BRIEF
Quote every line below exactly as it reads.

INPUT FOR THIS TASK
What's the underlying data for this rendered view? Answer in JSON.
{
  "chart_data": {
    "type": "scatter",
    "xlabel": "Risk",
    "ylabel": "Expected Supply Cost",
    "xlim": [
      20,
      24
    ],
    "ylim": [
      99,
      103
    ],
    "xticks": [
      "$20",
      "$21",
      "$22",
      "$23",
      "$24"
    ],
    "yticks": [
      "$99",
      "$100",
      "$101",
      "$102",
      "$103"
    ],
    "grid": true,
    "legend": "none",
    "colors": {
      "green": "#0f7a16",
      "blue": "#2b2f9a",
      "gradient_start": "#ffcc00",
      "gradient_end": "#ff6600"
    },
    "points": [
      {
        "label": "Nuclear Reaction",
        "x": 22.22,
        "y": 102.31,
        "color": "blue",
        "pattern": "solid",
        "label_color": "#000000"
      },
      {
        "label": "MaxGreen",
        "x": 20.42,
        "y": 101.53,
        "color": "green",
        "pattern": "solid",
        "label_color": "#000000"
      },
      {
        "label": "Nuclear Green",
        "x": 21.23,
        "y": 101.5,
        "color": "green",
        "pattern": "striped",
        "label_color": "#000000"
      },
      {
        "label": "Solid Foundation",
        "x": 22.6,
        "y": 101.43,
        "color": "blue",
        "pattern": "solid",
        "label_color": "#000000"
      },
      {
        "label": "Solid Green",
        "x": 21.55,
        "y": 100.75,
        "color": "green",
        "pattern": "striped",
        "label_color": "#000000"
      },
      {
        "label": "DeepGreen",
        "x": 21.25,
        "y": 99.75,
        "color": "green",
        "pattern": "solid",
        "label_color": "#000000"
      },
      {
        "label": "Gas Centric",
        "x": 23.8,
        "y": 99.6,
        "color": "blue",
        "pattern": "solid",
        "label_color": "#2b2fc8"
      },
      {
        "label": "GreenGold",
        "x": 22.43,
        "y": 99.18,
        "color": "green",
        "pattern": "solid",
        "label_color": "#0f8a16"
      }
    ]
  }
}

RESULT FOR THIS TASK
What's the underlying data for this rendered view? Answer in JSON.
{
  "chart_data": {
    "type": "scatter",
    "xlabel": "Risk",
    "ylabel": "Expected Supply Cost",
    "xlim": [
      20,
      24
    ],
    "ylim": [
      99,
      103
    ],
    "xticks": [
      "$20",
      "$21",
      "$22",
      "$23",
      "$24"
    ],
    "yticks": [
      "$99",
      "$100",
      "$101",
      "$102",
      "$103"
    ],
    "grid": true,
    "legend": "none",
    "colors": {
      "green": "#0f7a16",
      "blue": "#2b2f9a",
      "gradient_start": "#ffcc00",
      "gradient_end": "#ff6600"
    },
    "points": [
      {
        "label": "Nuclear Reaction",
        "x": 22.22,
        "y": 102.31,
        "color": "blue",
        "pattern": "solid",
        "label_color": "#000000"
      },
      {
        "label": "MaxGreen",
        "x": 20.42,
        "y": 101.53,
        "color": "green",
        "pattern": "solid",
        "label_color": "#000000"
      },
      {
        "label": "Nuclear Green",
        "x": 21.23,
        "y": 101.5,
        "color": "green",
        "pattern": "striped",
        "label_color": "#000000"
      },
      {
        "label": "Solid Foundation",
        "x": 22.6,
        "y": 101.43,
        "color": "blue",
        "pattern": "solid",
        "label_color": "#000000"
      },
      {
        "label": "Solid Green",
        "x": 21.55,
        "y": 100.75,
        "color": "green",
        "pattern": "striped",
        "label_color": "#000000"
      },
      {
        "label": "DeepGreen",
        "x": 21.25,
        "y": 99.75,
        "color": "green",
        "pattern": "solid",
        "label_color": "#000000"
      },
      {
        "label": "Gas Centric",
        "x": 23.8,
        "y": 99.6,
        "color": "blue",
        "pattern": "solid",
        "label_color": "#2b2fc8"
      },
      {
        "label": "GreenGold",
        "x": 22.43,
        "y": 99.18,
        "color": "green",
        "pattern": "solid",
        "label_color": "#0f8a16"
      }
    ]
  }
}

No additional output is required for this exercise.